How many lines in the records below hold the string "type"? Please answer with the number and nothing more.

☆ ☆ ☆

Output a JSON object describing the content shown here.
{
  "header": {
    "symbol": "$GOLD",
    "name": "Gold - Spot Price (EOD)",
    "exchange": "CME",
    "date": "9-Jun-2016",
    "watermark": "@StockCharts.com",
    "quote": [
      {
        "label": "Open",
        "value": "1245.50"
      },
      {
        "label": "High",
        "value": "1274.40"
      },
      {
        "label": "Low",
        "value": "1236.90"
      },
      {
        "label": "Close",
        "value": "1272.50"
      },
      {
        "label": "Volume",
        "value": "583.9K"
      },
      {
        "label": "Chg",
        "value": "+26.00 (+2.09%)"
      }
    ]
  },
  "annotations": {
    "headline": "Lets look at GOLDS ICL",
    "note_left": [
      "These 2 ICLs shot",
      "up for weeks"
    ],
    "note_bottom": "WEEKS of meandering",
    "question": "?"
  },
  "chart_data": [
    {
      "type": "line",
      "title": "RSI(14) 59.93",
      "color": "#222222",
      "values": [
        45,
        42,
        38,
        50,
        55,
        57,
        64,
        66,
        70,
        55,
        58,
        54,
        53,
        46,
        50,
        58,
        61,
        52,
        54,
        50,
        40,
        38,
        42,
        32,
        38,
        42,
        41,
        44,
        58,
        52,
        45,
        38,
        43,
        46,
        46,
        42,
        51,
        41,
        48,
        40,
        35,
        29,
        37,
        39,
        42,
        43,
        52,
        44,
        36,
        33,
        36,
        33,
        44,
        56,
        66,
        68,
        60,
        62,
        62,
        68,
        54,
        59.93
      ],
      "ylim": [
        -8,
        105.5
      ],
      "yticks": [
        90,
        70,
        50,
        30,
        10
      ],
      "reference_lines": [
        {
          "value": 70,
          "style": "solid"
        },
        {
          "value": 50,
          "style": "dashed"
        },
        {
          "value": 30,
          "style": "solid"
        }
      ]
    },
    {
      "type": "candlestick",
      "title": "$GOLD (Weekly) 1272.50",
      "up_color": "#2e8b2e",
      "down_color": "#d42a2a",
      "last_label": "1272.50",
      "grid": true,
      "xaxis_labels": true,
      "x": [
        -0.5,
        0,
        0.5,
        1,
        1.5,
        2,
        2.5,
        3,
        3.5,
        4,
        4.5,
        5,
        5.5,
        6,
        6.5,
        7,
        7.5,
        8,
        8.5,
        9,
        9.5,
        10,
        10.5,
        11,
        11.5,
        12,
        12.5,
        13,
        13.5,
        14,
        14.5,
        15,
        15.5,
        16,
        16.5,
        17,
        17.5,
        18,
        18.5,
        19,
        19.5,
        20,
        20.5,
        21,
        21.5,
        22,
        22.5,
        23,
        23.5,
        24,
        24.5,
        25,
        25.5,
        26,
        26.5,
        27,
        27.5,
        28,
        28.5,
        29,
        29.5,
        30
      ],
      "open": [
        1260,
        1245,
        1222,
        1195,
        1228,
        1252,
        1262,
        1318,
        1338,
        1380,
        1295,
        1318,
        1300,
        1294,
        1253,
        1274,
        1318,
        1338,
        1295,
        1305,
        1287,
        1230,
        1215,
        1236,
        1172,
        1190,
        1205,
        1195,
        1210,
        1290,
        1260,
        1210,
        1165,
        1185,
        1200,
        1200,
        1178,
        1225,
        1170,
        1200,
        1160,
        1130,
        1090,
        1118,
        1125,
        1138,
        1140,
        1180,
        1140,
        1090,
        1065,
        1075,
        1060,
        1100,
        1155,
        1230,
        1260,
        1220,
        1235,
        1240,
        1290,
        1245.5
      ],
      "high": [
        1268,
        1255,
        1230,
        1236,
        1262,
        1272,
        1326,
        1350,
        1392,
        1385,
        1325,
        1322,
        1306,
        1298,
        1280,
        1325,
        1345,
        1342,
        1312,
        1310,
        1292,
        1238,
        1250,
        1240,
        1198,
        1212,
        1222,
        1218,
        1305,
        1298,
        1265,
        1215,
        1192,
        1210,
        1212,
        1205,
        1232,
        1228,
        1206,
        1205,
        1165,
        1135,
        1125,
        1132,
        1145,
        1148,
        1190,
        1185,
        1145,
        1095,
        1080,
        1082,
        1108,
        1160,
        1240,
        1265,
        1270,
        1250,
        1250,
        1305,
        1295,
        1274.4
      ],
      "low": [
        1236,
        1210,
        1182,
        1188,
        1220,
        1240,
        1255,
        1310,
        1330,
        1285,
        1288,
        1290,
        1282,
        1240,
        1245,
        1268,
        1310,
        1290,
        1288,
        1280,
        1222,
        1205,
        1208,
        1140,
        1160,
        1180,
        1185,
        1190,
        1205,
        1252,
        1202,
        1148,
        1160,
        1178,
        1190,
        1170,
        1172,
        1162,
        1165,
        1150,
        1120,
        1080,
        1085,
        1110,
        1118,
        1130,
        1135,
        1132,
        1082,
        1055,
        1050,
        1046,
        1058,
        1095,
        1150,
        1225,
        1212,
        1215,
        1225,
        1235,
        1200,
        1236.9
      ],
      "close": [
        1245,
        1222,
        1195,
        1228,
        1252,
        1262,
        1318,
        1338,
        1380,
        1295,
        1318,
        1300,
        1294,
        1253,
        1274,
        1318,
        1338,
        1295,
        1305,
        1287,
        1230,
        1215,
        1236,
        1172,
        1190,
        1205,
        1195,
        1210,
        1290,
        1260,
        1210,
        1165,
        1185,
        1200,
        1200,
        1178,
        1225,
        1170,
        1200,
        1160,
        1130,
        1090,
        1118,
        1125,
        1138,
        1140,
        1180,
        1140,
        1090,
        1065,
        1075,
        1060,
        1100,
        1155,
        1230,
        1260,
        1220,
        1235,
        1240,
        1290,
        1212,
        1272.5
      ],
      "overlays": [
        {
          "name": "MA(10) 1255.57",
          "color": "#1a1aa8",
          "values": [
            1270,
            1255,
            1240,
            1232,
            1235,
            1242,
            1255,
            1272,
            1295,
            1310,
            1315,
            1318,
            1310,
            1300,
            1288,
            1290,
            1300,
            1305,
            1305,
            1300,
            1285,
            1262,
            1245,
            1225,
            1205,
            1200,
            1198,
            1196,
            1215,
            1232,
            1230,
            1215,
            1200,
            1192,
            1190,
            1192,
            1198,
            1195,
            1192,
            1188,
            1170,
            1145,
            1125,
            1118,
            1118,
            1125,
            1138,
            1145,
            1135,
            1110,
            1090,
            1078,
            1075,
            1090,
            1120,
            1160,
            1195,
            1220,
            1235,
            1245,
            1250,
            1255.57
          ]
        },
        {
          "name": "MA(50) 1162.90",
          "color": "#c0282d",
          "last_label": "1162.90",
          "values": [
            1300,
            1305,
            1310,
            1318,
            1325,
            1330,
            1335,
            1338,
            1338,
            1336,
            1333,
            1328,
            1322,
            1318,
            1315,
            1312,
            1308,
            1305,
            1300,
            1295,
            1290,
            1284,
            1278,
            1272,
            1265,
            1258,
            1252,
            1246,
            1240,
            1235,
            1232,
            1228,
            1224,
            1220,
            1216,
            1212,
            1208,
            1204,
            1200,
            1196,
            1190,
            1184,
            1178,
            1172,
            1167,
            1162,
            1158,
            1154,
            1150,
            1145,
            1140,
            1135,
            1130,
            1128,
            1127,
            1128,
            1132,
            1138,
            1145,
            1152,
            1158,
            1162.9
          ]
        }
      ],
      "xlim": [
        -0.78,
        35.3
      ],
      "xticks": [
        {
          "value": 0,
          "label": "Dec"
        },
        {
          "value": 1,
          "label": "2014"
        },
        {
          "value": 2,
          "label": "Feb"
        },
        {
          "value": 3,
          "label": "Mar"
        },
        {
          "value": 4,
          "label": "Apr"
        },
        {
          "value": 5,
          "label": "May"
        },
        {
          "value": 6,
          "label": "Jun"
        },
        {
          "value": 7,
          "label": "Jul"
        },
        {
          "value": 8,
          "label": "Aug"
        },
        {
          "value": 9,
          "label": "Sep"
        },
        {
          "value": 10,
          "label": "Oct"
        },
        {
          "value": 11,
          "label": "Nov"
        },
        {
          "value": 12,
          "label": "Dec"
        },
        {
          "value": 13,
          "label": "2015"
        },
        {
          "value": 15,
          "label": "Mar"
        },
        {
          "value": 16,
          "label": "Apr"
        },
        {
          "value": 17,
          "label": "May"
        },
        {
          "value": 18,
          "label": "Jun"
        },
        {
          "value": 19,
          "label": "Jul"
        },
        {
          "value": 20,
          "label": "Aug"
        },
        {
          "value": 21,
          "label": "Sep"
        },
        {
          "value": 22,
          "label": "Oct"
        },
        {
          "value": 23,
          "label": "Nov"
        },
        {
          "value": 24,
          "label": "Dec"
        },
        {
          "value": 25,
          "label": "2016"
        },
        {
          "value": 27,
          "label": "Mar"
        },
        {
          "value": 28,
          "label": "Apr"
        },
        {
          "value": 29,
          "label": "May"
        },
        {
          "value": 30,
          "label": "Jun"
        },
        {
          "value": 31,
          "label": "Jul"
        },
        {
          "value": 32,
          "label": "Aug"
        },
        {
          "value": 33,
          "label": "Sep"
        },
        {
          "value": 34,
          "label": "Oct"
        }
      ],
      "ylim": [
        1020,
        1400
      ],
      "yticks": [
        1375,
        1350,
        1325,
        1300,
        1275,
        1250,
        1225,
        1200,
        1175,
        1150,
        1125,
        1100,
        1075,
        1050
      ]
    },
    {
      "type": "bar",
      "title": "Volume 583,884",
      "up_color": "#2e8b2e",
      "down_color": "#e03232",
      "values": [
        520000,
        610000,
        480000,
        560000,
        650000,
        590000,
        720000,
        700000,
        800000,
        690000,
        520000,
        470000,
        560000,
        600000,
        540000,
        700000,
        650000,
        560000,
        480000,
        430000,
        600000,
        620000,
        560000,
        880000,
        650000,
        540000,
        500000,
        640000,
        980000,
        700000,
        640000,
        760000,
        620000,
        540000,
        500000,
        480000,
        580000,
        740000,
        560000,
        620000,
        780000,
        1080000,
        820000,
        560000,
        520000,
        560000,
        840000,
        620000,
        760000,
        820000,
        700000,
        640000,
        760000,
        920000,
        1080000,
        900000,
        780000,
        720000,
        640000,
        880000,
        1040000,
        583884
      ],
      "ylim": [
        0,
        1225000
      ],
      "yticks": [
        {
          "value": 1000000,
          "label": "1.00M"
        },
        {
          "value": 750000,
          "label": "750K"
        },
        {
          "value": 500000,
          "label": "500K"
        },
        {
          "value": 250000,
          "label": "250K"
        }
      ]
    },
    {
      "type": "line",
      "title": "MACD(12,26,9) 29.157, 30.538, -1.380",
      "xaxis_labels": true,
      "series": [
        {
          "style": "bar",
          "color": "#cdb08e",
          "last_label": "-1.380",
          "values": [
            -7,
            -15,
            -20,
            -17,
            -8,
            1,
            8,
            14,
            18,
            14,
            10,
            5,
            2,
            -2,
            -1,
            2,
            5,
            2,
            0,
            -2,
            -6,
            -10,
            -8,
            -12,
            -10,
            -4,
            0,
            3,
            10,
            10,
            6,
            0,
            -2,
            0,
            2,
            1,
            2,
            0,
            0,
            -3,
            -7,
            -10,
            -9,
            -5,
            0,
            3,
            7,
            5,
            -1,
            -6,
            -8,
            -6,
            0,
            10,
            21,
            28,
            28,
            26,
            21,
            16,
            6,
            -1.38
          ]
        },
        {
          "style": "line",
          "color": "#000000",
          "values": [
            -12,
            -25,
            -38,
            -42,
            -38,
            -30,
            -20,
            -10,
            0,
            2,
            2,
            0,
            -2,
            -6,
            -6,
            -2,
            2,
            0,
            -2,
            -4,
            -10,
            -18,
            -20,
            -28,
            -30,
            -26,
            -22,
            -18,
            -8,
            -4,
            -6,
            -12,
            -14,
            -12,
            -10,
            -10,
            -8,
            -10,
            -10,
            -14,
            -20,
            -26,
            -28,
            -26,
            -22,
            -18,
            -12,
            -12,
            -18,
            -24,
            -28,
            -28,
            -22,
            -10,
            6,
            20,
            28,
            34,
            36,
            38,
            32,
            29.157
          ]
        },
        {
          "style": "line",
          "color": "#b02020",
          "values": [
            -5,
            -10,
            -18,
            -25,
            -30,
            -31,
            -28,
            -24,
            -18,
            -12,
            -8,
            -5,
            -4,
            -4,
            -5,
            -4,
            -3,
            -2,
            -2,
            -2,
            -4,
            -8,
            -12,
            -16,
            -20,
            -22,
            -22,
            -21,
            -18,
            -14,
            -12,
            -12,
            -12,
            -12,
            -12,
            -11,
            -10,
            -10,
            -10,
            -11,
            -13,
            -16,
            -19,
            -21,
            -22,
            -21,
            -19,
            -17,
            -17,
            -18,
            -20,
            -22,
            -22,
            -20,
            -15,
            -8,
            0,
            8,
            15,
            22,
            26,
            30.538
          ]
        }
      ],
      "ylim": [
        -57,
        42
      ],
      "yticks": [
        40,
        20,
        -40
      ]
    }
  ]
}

☆ ☆ ☆

**EXPECTED ANSWER:** 4